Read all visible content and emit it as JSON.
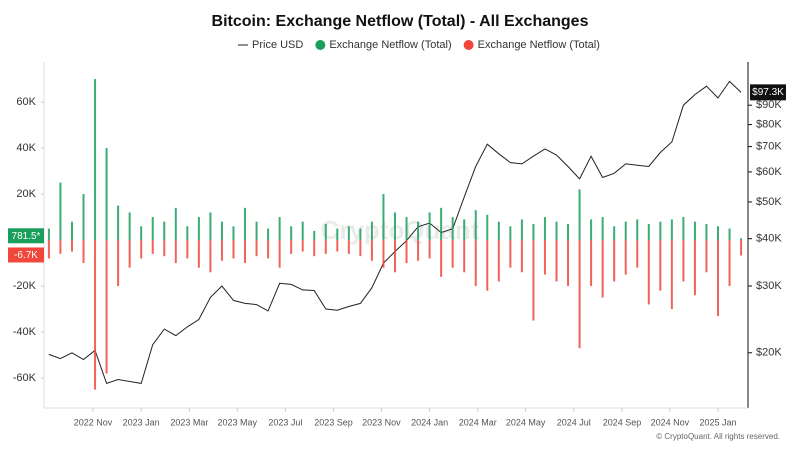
{
  "chart_data": {
    "type": "combo",
    "title": "Bitcoin: Exchange Netflow (Total) - All Exchanges",
    "watermark": "CryptoQuant",
    "footer": "© CryptoQuant. All rights reserved.",
    "x": [
      2022.68,
      2022.72,
      2022.76,
      2022.8,
      2022.84,
      2022.88,
      2022.92,
      2022.96,
      2023.0,
      2023.04,
      2023.08,
      2023.12,
      2023.16,
      2023.2,
      2023.24,
      2023.28,
      2023.32,
      2023.36,
      2023.4,
      2023.44,
      2023.48,
      2023.52,
      2023.56,
      2023.6,
      2023.64,
      2023.68,
      2023.72,
      2023.76,
      2023.8,
      2023.84,
      2023.88,
      2023.92,
      2023.96,
      2024.0,
      2024.04,
      2024.08,
      2024.12,
      2024.16,
      2024.2,
      2024.24,
      2024.28,
      2024.32,
      2024.36,
      2024.4,
      2024.44,
      2024.48,
      2024.52,
      2024.56,
      2024.6,
      2024.64,
      2024.68,
      2024.72,
      2024.76,
      2024.8,
      2024.84,
      2024.88,
      2024.92,
      2024.96,
      2025.0,
      2025.04,
      2025.08
    ],
    "xlim": [
      2022.663,
      2025.104
    ],
    "xticks": [
      {
        "value": 2022.833,
        "label": "2022 Nov"
      },
      {
        "value": 2023.0,
        "label": "2023 Jan"
      },
      {
        "value": 2023.167,
        "label": "2023 Mar"
      },
      {
        "value": 2023.333,
        "label": "2023 May"
      },
      {
        "value": 2023.5,
        "label": "2023 Jul"
      },
      {
        "value": 2023.667,
        "label": "2023 Sep"
      },
      {
        "value": 2023.833,
        "label": "2023 Nov"
      },
      {
        "value": 2024.0,
        "label": "2024 Jan"
      },
      {
        "value": 2024.167,
        "label": "2024 Mar"
      },
      {
        "value": 2024.333,
        "label": "2024 May"
      },
      {
        "value": 2024.5,
        "label": "2024 Jul"
      },
      {
        "value": 2024.667,
        "label": "2024 Sep"
      },
      {
        "value": 2024.833,
        "label": "2024 Nov"
      },
      {
        "value": 2025.0,
        "label": "2025 Jan"
      }
    ],
    "ylim": [
      -73000,
      77400
    ],
    "yticks": [
      {
        "value": 60000,
        "label": "60K"
      },
      {
        "value": 40000,
        "label": "40K"
      },
      {
        "value": 20000,
        "label": "20K"
      },
      {
        "value": -20000,
        "label": "-20K"
      },
      {
        "value": -40000,
        "label": "-40K"
      },
      {
        "value": -60000,
        "label": "-60K"
      }
    ],
    "y2lim": [
      14300,
      117000
    ],
    "y2log": true,
    "y2ticks": [
      {
        "value": 20000,
        "label": "$20K"
      },
      {
        "value": 30000,
        "label": "$30K"
      },
      {
        "value": 40000,
        "label": "$40K"
      },
      {
        "value": 50000,
        "label": "$50K"
      },
      {
        "value": 60000,
        "label": "$60K"
      },
      {
        "value": 70000,
        "label": "$70K"
      },
      {
        "value": 80000,
        "label": "$80K"
      },
      {
        "value": 90000,
        "label": "$90K"
      }
    ],
    "series": [
      {
        "name": "Price USD",
        "type": "line",
        "axis": "y2",
        "color": "#222222",
        "values": [
          19800,
          19300,
          20000,
          19200,
          20300,
          16600,
          17000,
          16800,
          16600,
          21000,
          23100,
          22200,
          23400,
          24500,
          28000,
          30000,
          27500,
          27000,
          26800,
          25800,
          30500,
          30300,
          29300,
          29200,
          26100,
          25900,
          26500,
          27000,
          29700,
          34500,
          37000,
          39500,
          43000,
          44000,
          41500,
          42500,
          51500,
          62000,
          71000,
          67000,
          63500,
          63000,
          66000,
          69000,
          66500,
          62000,
          57500,
          66000,
          58000,
          59500,
          63000,
          62500,
          62000,
          67500,
          72000,
          90000,
          96000,
          101000,
          94000,
          104000,
          97300
        ],
        "value_labels": [
          null,
          null,
          null,
          null,
          null,
          null,
          null,
          null,
          null,
          null,
          null,
          null,
          null,
          null,
          null,
          null,
          null,
          null,
          null,
          null,
          null,
          null,
          null,
          null,
          null,
          null,
          null,
          null,
          null,
          null,
          null,
          null,
          null,
          null,
          null,
          null,
          null,
          null,
          null,
          null,
          null,
          null,
          null,
          null,
          null,
          null,
          null,
          null,
          null,
          null,
          null,
          null,
          null,
          null,
          null,
          null,
          null,
          null,
          null,
          null,
          "$97.3K"
        ]
      },
      {
        "name": "Exchange Netflow (Total)",
        "type": "bar",
        "color": "#1a9e5c",
        "values": [
          5000,
          25000,
          8000,
          20000,
          70000,
          40000,
          15000,
          12000,
          6000,
          10000,
          8000,
          14000,
          6000,
          10000,
          12000,
          8000,
          6000,
          14000,
          8000,
          5000,
          10000,
          6000,
          8000,
          4000,
          7000,
          5000,
          6000,
          5000,
          8000,
          20000,
          12000,
          10000,
          8000,
          12000,
          14000,
          10000,
          9000,
          13000,
          11000,
          8000,
          6000,
          9000,
          7000,
          10000,
          8000,
          7000,
          22000,
          9000,
          10000,
          6000,
          8000,
          9000,
          7000,
          8000,
          9000,
          10000,
          8000,
          7000,
          6000,
          5000,
          781.5
        ],
        "value_labels": [
          null,
          null,
          null,
          null,
          null,
          null,
          null,
          null,
          null,
          null,
          null,
          null,
          null,
          null,
          null,
          null,
          null,
          null,
          null,
          null,
          null,
          null,
          null,
          null,
          null,
          null,
          null,
          null,
          null,
          null,
          null,
          null,
          null,
          null,
          null,
          null,
          null,
          null,
          null,
          null,
          null,
          null,
          null,
          null,
          null,
          null,
          null,
          null,
          null,
          null,
          null,
          null,
          null,
          null,
          null,
          null,
          null,
          null,
          null,
          null,
          "781.5*"
        ]
      },
      {
        "name": "Exchange Netflow (Total)",
        "type": "bar",
        "color": "#f0463c",
        "values": [
          -8000,
          -6000,
          -5000,
          -10000,
          -65000,
          -58000,
          -20000,
          -12000,
          -8000,
          -6000,
          -7000,
          -10000,
          -8000,
          -12000,
          -14000,
          -9000,
          -8000,
          -10000,
          -7000,
          -8000,
          -12000,
          -6000,
          -5000,
          -7000,
          -6000,
          -5000,
          -6000,
          -7000,
          -9000,
          -12000,
          -14000,
          -10000,
          -9000,
          -8000,
          -16000,
          -12000,
          -14000,
          -20000,
          -22000,
          -18000,
          -12000,
          -14000,
          -35000,
          -15000,
          -18000,
          -20000,
          -47000,
          -20000,
          -25000,
          -18000,
          -15000,
          -12000,
          -28000,
          -22000,
          -30000,
          -18000,
          -24000,
          -14000,
          -33000,
          -20000,
          -6700
        ],
        "value_labels": [
          null,
          null,
          null,
          null,
          null,
          null,
          null,
          null,
          null,
          null,
          null,
          null,
          null,
          null,
          null,
          null,
          null,
          null,
          null,
          null,
          null,
          null,
          null,
          null,
          null,
          null,
          null,
          null,
          null,
          null,
          null,
          null,
          null,
          null,
          null,
          null,
          null,
          null,
          null,
          null,
          null,
          null,
          null,
          null,
          null,
          null,
          null,
          null,
          null,
          null,
          null,
          null,
          null,
          null,
          null,
          null,
          null,
          null,
          null,
          null,
          "-6.7K"
        ]
      }
    ]
  }
}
###
> **Exercise brief**
Write every record out again exactly; no pictures belong in the copy.

> **Answer to this problem**
Read all visible content and emit it as JSON.
{
  "chart_data": {
    "type": "combo",
    "title": "Bitcoin: Exchange Netflow (Total) - All Exchanges",
    "watermark": "CryptoQuant",
    "footer": "© CryptoQuant. All rights reserved.",
    "x": [
      2022.68,
      2022.72,
      2022.76,
      2022.8,
      2022.84,
      2022.88,
      2022.92,
      2022.96,
      2023.0,
      2023.04,
      2023.08,
      2023.12,
      2023.16,
      2023.2,
      2023.24,
      2023.28,
      2023.32,
      2023.36,
      2023.4,
      2023.44,
      2023.48,
      2023.52,
      2023.56,
      2023.6,
      2023.64,
      2023.68,
      2023.72,
      2023.76,
      2023.8,
      2023.84,
      2023.88,
      2023.92,
      2023.96,
      2024.0,
      2024.04,
      2024.08,
      2024.12,
      2024.16,
      2024.2,
      2024.24,
      2024.28,
      2024.32,
      2024.36,
      2024.4,
      2024.44,
      2024.48,
      2024.52,
      2024.56,
      2024.6,
      2024.64,
      2024.68,
      2024.72,
      2024.76,
      2024.8,
      2024.84,
      2024.88,
      2024.92,
      2024.96,
      2025.0,
      2025.04,
      2025.08
    ],
    "xlim": [
      2022.663,
      2025.104
    ],
    "xticks": [
      {
        "value": 2022.833,
        "label": "2022 Nov"
      },
      {
        "value": 2023.0,
        "label": "2023 Jan"
      },
      {
        "value": 2023.167,
        "label": "2023 Mar"
      },
      {
        "value": 2023.333,
        "label": "2023 May"
      },
      {
        "value": 2023.5,
        "label": "2023 Jul"
      },
      {
        "value": 2023.667,
        "label": "2023 Sep"
      },
      {
        "value": 2023.833,
        "label": "2023 Nov"
      },
      {
        "value": 2024.0,
        "label": "2024 Jan"
      },
      {
        "value": 2024.167,
        "label": "2024 Mar"
      },
      {
        "value": 2024.333,
        "label": "2024 May"
      },
      {
        "value": 2024.5,
        "label": "2024 Jul"
      },
      {
        "value": 2024.667,
        "label": "2024 Sep"
      },
      {
        "value": 2024.833,
        "label": "2024 Nov"
      },
      {
        "value": 2025.0,
        "label": "2025 Jan"
      }
    ],
    "ylim": [
      -73000,
      77400
    ],
    "yticks": [
      {
        "value": 60000,
        "label": "60K"
      },
      {
        "value": 40000,
        "label": "40K"
      },
      {
        "value": 20000,
        "label": "20K"
      },
      {
        "value": -20000,
        "label": "-20K"
      },
      {
        "value": -40000,
        "label": "-40K"
      },
      {
        "value": -60000,
        "label": "-60K"
      }
    ],
    "y2lim": [
      14300,
      117000
    ],
    "y2log": true,
    "y2ticks": [
      {
        "value": 20000,
        "label": "$20K"
      },
      {
        "value": 30000,
        "label": "$30K"
      },
      {
        "value": 40000,
        "label": "$40K"
      },
      {
        "value": 50000,
        "label": "$50K"
      },
      {
        "value": 60000,
        "label": "$60K"
      },
      {
        "value": 70000,
        "label": "$70K"
      },
      {
        "value": 80000,
        "label": "$80K"
      },
      {
        "value": 90000,
        "label": "$90K"
      }
    ],
    "series": [
      {
        "name": "Price USD",
        "type": "line",
        "axis": "y2",
        "color": "#222222",
        "values": [
          19800,
          19300,
          20000,
          19200,
          20300,
          16600,
          17000,
          16800,
          16600,
          21000,
          23100,
          22200,
          23400,
          24500,
          28000,
          30000,
          27500,
          27000,
          26800,
          25800,
          30500,
          30300,
          29300,
          29200,
          26100,
          25900,
          26500,
          27000,
          29700,
          34500,
          37000,
          39500,
          43000,
          44000,
          41500,
          42500,
          51500,
          62000,
          71000,
          67000,
          63500,
          63000,
          66000,
          69000,
          66500,
          62000,
          57500,
          66000,
          58000,
          59500,
          63000,
          62500,
          62000,
          67500,
          72000,
          90000,
          96000,
          101000,
          94000,
          104000,
          97300
        ],
        "value_labels": [
          null,
          null,
          null,
          null,
          null,
          null,
          null,
          null,
          null,
          null,
          null,
          null,
          null,
          null,
          null,
          null,
          null,
          null,
          null,
          null,
          null,
          null,
          null,
          null,
          null,
          null,
          null,
          null,
          null,
          null,
          null,
          null,
          null,
          null,
          null,
          null,
          null,
          null,
          null,
          null,
          null,
          null,
          null,
          null,
          null,
          null,
          null,
          null,
          null,
          null,
          null,
          null,
          null,
          null,
          null,
          null,
          null,
          null,
          null,
          null,
          "$97.3K"
        ]
      },
      {
        "name": "Exchange Netflow (Total)",
        "type": "bar",
        "color": "#1a9e5c",
        "values": [
          5000,
          25000,
          8000,
          20000,
          70000,
          40000,
          15000,
          12000,
          6000,
          10000,
          8000,
          14000,
          6000,
          10000,
          12000,
          8000,
          6000,
          14000,
          8000,
          5000,
          10000,
          6000,
          8000,
          4000,
          7000,
          5000,
          6000,
          5000,
          8000,
          20000,
          12000,
          10000,
          8000,
          12000,
          14000,
          10000,
          9000,
          13000,
          11000,
          8000,
          6000,
          9000,
          7000,
          10000,
          8000,
          7000,
          22000,
          9000,
          10000,
          6000,
          8000,
          9000,
          7000,
          8000,
          9000,
          10000,
          8000,
          7000,
          6000,
          5000,
          781.5
        ],
        "value_labels": [
          null,
          null,
          null,
          null,
          null,
          null,
          null,
          null,
          null,
          null,
          null,
          null,
          null,
          null,
          null,
          null,
          null,
          null,
          null,
          null,
          null,
          null,
          null,
          null,
          null,
          null,
          null,
          null,
          null,
          null,
          null,
          null,
          null,
          null,
          null,
          null,
          null,
          null,
          null,
          null,
          null,
          null,
          null,
          null,
          null,
          null,
          null,
          null,
          null,
          null,
          null,
          null,
          null,
          null,
          null,
          null,
          null,
          null,
          null,
          null,
          "781.5*"
        ]
      },
      {
        "name": "Exchange Netflow (Total)",
        "type": "bar",
        "color": "#f0463c",
        "values": [
          -8000,
          -6000,
          -5000,
          -10000,
          -65000,
          -58000,
          -20000,
          -12000,
          -8000,
          -6000,
          -7000,
          -10000,
          -8000,
          -12000,
          -14000,
          -9000,
          -8000,
          -10000,
          -7000,
          -8000,
          -12000,
          -6000,
          -5000,
          -7000,
          -6000,
          -5000,
          -6000,
          -7000,
          -9000,
          -12000,
          -14000,
          -10000,
          -9000,
          -8000,
          -16000,
          -12000,
          -14000,
          -20000,
          -22000,
          -18000,
          -12000,
          -14000,
          -35000,
          -15000,
          -18000,
          -20000,
          -47000,
          -20000,
          -25000,
          -18000,
          -15000,
          -12000,
          -28000,
          -22000,
          -30000,
          -18000,
          -24000,
          -14000,
          -33000,
          -20000,
          -6700
        ],
        "value_labels": [
          null,
          null,
          null,
          null,
          null,
          null,
          null,
          null,
          null,
          null,
          null,
          null,
          null,
          null,
          null,
          null,
          null,
          null,
          null,
          null,
          null,
          null,
          null,
          null,
          null,
          null,
          null,
          null,
          null,
          null,
          null,
          null,
          null,
          null,
          null,
          null,
          null,
          null,
          null,
          null,
          null,
          null,
          null,
          null,
          null,
          null,
          null,
          null,
          null,
          null,
          null,
          null,
          null,
          null,
          null,
          null,
          null,
          null,
          null,
          null,
          "-6.7K"
        ]
      }
    ]
  }
}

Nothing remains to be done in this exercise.